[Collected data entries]
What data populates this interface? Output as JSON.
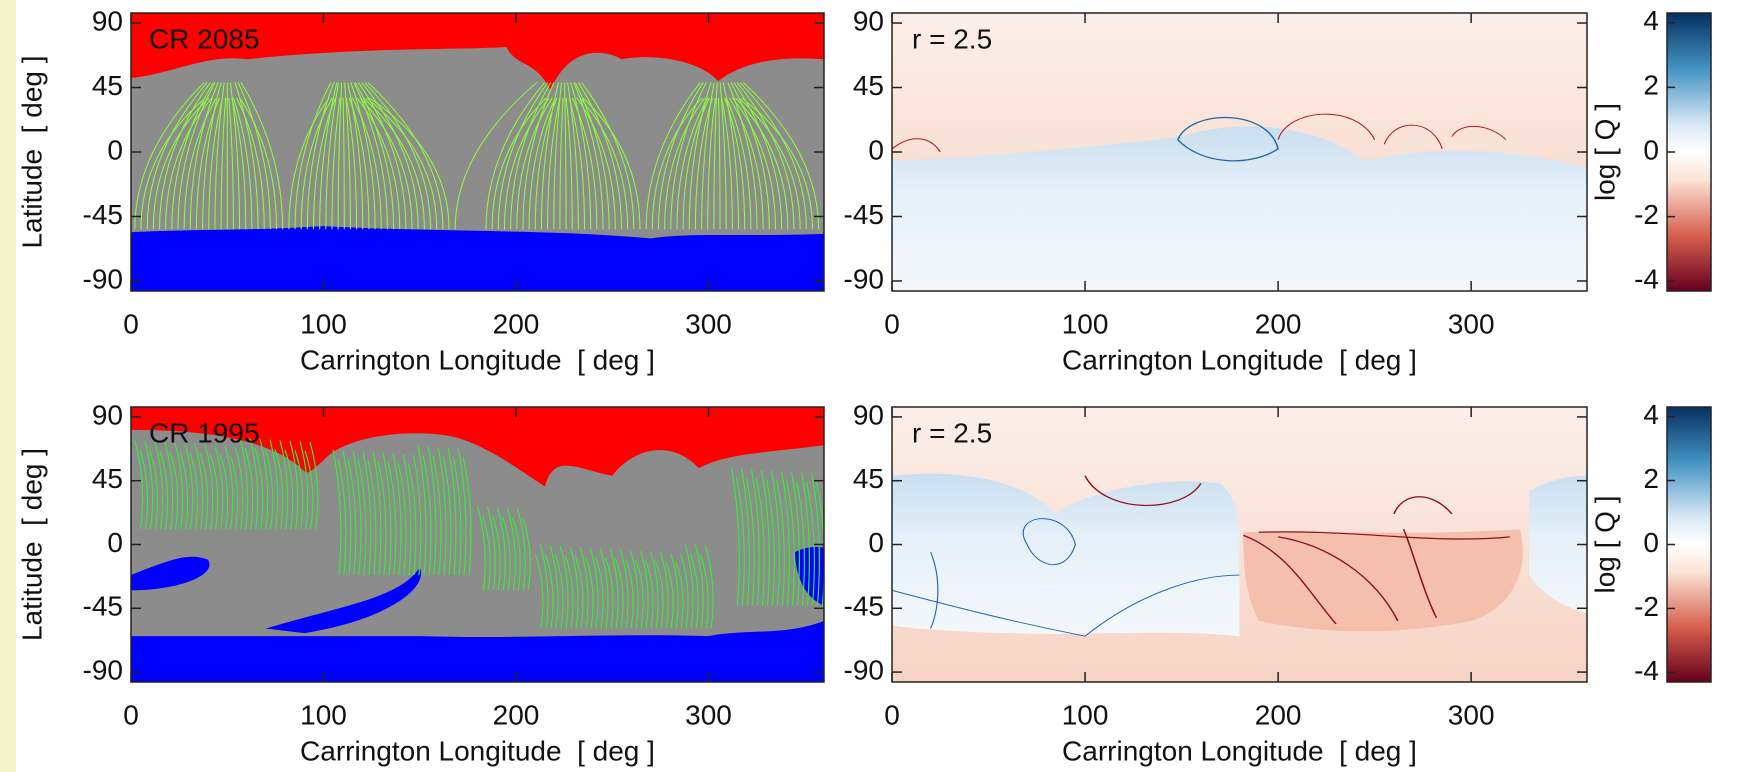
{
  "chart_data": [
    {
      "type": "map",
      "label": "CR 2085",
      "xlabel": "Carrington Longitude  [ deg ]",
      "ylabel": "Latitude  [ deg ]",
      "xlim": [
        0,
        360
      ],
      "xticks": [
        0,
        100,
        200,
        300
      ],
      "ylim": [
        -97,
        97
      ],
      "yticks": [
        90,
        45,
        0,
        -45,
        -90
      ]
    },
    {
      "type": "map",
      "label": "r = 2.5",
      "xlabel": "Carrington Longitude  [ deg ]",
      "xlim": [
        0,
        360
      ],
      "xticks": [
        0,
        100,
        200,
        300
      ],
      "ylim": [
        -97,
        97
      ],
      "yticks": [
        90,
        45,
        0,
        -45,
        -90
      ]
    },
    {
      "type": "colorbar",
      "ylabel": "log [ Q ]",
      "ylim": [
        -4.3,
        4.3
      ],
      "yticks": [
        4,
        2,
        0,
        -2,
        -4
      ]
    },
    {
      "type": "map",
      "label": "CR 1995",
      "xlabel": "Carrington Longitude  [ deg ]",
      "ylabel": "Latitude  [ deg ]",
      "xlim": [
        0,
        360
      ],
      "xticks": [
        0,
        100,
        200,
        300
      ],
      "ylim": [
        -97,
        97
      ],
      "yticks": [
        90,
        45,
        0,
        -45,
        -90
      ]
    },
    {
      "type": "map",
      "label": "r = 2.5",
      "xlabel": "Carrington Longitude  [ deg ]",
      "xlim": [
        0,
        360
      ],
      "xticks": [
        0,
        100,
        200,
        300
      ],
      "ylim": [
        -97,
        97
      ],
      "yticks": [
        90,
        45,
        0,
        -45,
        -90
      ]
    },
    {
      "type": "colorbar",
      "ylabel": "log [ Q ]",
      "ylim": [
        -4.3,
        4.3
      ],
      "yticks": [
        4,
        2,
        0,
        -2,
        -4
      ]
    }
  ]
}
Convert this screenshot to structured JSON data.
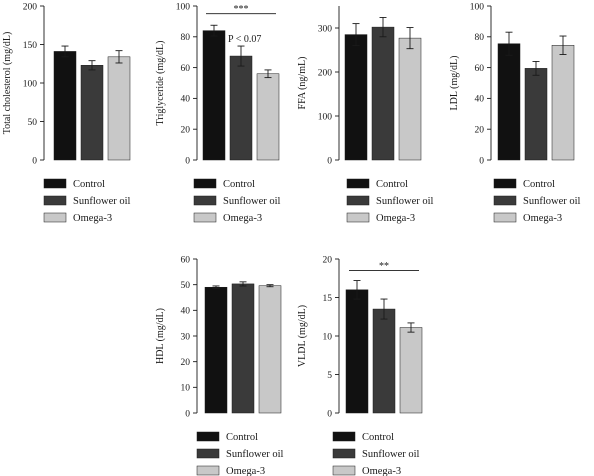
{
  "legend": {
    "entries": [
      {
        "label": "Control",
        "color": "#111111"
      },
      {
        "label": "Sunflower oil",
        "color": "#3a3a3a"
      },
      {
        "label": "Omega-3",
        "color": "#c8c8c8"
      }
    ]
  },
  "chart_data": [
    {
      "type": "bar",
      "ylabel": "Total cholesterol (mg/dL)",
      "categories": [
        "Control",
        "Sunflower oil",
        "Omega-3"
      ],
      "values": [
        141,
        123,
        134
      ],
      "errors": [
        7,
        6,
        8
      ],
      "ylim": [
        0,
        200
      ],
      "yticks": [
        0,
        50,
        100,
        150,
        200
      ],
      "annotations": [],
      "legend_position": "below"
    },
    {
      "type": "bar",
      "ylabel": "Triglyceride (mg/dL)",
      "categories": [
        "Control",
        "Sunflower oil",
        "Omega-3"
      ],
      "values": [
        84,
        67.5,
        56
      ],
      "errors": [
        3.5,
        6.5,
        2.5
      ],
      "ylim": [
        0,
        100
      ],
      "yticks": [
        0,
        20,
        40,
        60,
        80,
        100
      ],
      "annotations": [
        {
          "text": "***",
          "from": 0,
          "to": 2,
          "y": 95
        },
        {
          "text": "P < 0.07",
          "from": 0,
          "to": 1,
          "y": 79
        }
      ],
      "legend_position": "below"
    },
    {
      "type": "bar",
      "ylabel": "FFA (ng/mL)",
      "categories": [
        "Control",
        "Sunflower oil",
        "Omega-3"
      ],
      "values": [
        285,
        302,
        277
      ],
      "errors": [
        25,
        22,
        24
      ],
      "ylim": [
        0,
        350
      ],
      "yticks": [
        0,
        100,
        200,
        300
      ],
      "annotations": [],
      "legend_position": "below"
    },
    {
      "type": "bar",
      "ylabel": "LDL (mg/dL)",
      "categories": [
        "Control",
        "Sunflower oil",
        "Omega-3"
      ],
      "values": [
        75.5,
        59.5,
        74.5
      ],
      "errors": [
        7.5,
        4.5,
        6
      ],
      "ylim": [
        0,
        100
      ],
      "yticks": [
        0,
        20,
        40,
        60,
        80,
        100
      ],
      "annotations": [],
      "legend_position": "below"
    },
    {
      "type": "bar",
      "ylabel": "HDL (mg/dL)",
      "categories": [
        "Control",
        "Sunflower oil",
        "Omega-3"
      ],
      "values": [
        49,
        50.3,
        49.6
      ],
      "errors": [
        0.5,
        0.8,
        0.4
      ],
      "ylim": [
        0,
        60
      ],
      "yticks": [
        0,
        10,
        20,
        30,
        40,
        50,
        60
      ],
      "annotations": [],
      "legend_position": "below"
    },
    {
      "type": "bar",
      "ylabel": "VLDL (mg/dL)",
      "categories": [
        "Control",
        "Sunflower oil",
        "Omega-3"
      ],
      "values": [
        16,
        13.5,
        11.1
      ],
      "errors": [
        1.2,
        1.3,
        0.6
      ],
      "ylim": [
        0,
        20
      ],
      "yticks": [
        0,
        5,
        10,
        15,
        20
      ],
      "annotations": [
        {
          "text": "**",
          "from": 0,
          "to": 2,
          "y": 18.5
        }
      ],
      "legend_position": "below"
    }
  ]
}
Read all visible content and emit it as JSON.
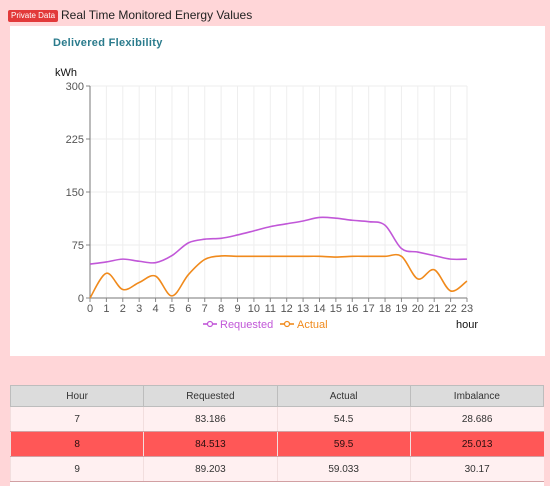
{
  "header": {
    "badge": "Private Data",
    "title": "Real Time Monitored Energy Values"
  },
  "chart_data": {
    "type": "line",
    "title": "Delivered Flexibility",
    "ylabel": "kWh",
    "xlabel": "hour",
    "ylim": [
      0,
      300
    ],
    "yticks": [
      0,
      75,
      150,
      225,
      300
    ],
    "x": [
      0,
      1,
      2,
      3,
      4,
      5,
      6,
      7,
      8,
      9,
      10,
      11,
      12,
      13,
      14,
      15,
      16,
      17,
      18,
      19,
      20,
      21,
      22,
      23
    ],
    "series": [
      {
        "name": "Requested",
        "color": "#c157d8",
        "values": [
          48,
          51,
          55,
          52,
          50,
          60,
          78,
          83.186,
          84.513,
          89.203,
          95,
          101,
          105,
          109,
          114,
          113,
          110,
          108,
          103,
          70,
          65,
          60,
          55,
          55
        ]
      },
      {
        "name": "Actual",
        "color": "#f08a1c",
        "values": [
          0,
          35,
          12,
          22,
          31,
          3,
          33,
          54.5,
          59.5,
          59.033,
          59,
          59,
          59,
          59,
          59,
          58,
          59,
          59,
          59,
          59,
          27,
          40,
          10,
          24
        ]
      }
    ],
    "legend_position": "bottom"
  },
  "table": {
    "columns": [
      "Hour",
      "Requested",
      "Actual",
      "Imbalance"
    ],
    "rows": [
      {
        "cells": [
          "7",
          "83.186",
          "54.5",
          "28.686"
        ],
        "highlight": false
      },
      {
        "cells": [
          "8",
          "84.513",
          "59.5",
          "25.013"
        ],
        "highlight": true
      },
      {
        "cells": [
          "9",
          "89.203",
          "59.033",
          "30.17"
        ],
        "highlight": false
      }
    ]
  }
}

Task goal:
Copy out the entries verbatim and leave the images out.

Task output:
What data populates this interface? Output as JSON.
{
  "chart_data": [
    {
      "type": "map",
      "label": "CR 2085",
      "xlabel": "Carrington Longitude  [ deg ]",
      "ylabel": "Latitude  [ deg ]",
      "xlim": [
        0,
        360
      ],
      "xticks": [
        0,
        100,
        200,
        300
      ],
      "ylim": [
        -97,
        97
      ],
      "yticks": [
        90,
        45,
        0,
        -45,
        -90
      ]
    },
    {
      "type": "map",
      "label": "r = 2.5",
      "xlabel": "Carrington Longitude  [ deg ]",
      "xlim": [
        0,
        360
      ],
      "xticks": [
        0,
        100,
        200,
        300
      ],
      "ylim": [
        -97,
        97
      ],
      "yticks": [
        90,
        45,
        0,
        -45,
        -90
      ]
    },
    {
      "type": "colorbar",
      "ylabel": "log [ Q ]",
      "ylim": [
        -4.3,
        4.3
      ],
      "yticks": [
        4,
        2,
        0,
        -2,
        -4
      ]
    },
    {
      "type": "map",
      "label": "CR 1995",
      "xlabel": "Carrington Longitude  [ deg ]",
      "ylabel": "Latitude  [ deg ]",
      "xlim": [
        0,
        360
      ],
      "xticks": [
        0,
        100,
        200,
        300
      ],
      "ylim": [
        -97,
        97
      ],
      "yticks": [
        90,
        45,
        0,
        -45,
        -90
      ]
    },
    {
      "type": "map",
      "label": "r = 2.5",
      "xlabel": "Carrington Longitude  [ deg ]",
      "xlim": [
        0,
        360
      ],
      "xticks": [
        0,
        100,
        200,
        300
      ],
      "ylim": [
        -97,
        97
      ],
      "yticks": [
        90,
        45,
        0,
        -45,
        -90
      ]
    },
    {
      "type": "colorbar",
      "ylabel": "log [ Q ]",
      "ylim": [
        -4.3,
        4.3
      ],
      "yticks": [
        4,
        2,
        0,
        -2,
        -4
      ]
    }
  ]
}
Convert this screenshot to structured JSON data.
{
  "legend": {
    "entries": [
      {
        "label": "Control",
        "color": "#111111"
      },
      {
        "label": "Sunflower oil",
        "color": "#3a3a3a"
      },
      {
        "label": "Omega-3",
        "color": "#c8c8c8"
      }
    ]
  },
  "chart_data": [
    {
      "type": "bar",
      "ylabel": "Total cholesterol (mg/dL)",
      "categories": [
        "Control",
        "Sunflower oil",
        "Omega-3"
      ],
      "values": [
        141,
        123,
        134
      ],
      "errors": [
        7,
        6,
        8
      ],
      "ylim": [
        0,
        200
      ],
      "yticks": [
        0,
        50,
        100,
        150,
        200
      ],
      "annotations": [],
      "legend_position": "below"
    },
    {
      "type": "bar",
      "ylabel": "Triglyceride (mg/dL)",
      "categories": [
        "Control",
        "Sunflower oil",
        "Omega-3"
      ],
      "values": [
        84,
        67.5,
        56
      ],
      "errors": [
        3.5,
        6.5,
        2.5
      ],
      "ylim": [
        0,
        100
      ],
      "yticks": [
        0,
        20,
        40,
        60,
        80,
        100
      ],
      "annotations": [
        {
          "text": "***",
          "from": 0,
          "to": 2,
          "y": 95
        },
        {
          "text": "P < 0.07",
          "from": 0,
          "to": 1,
          "y": 79
        }
      ],
      "legend_position": "below"
    },
    {
      "type": "bar",
      "ylabel": "FFA (ng/mL)",
      "categories": [
        "Control",
        "Sunflower oil",
        "Omega-3"
      ],
      "values": [
        285,
        302,
        277
      ],
      "errors": [
        25,
        22,
        24
      ],
      "ylim": [
        0,
        350
      ],
      "yticks": [
        0,
        100,
        200,
        300
      ],
      "annotations": [],
      "legend_position": "below"
    },
    {
      "type": "bar",
      "ylabel": "LDL (mg/dL)",
      "categories": [
        "Control",
        "Sunflower oil",
        "Omega-3"
      ],
      "values": [
        75.5,
        59.5,
        74.5
      ],
      "errors": [
        7.5,
        4.5,
        6
      ],
      "ylim": [
        0,
        100
      ],
      "yticks": [
        0,
        20,
        40,
        60,
        80,
        100
      ],
      "annotations": [],
      "legend_position": "below"
    },
    {
      "type": "bar",
      "ylabel": "HDL (mg/dL)",
      "categories": [
        "Control",
        "Sunflower oil",
        "Omega-3"
      ],
      "values": [
        49,
        50.3,
        49.6
      ],
      "errors": [
        0.5,
        0.8,
        0.4
      ],
      "ylim": [
        0,
        60
      ],
      "yticks": [
        0,
        10,
        20,
        30,
        40,
        50,
        60
      ],
      "annotations": [],
      "legend_position": "below"
    },
    {
      "type": "bar",
      "ylabel": "VLDL (mg/dL)",
      "categories": [
        "Control",
        "Sunflower oil",
        "Omega-3"
      ],
      "values": [
        16,
        13.5,
        11.1
      ],
      "errors": [
        1.2,
        1.3,
        0.6
      ],
      "ylim": [
        0,
        20
      ],
      "yticks": [
        0,
        5,
        10,
        15,
        20
      ],
      "annotations": [
        {
          "text": "**",
          "from": 0,
          "to": 2,
          "y": 18.5
        }
      ],
      "legend_position": "below"
    }
  ]
}
Read all visible content and emit it as JSON.
{
  "header": {
    "badge": "Private Data",
    "title": "Real Time Monitored Energy Values"
  },
  "chart_data": {
    "type": "line",
    "title": "Delivered Flexibility",
    "ylabel": "kWh",
    "xlabel": "hour",
    "ylim": [
      0,
      300
    ],
    "yticks": [
      0,
      75,
      150,
      225,
      300
    ],
    "x": [
      0,
      1,
      2,
      3,
      4,
      5,
      6,
      7,
      8,
      9,
      10,
      11,
      12,
      13,
      14,
      15,
      16,
      17,
      18,
      19,
      20,
      21,
      22,
      23
    ],
    "series": [
      {
        "name": "Requested",
        "color": "#c157d8",
        "values": [
          48,
          51,
          55,
          52,
          50,
          60,
          78,
          83.186,
          84.513,
          89.203,
          95,
          101,
          105,
          109,
          114,
          113,
          110,
          108,
          103,
          70,
          65,
          60,
          55,
          55
        ]
      },
      {
        "name": "Actual",
        "color": "#f08a1c",
        "values": [
          0,
          35,
          12,
          22,
          31,
          3,
          33,
          54.5,
          59.5,
          59.033,
          59,
          59,
          59,
          59,
          59,
          58,
          59,
          59,
          59,
          59,
          27,
          40,
          10,
          24
        ]
      }
    ],
    "legend_position": "bottom"
  },
  "table": {
    "columns": [
      "Hour",
      "Requested",
      "Actual",
      "Imbalance"
    ],
    "rows": [
      {
        "cells": [
          "7",
          "83.186",
          "54.5",
          "28.686"
        ],
        "highlight": false
      },
      {
        "cells": [
          "8",
          "84.513",
          "59.5",
          "25.013"
        ],
        "highlight": true
      },
      {
        "cells": [
          "9",
          "89.203",
          "59.033",
          "30.17"
        ],
        "highlight": false
      }
    ]
  }
}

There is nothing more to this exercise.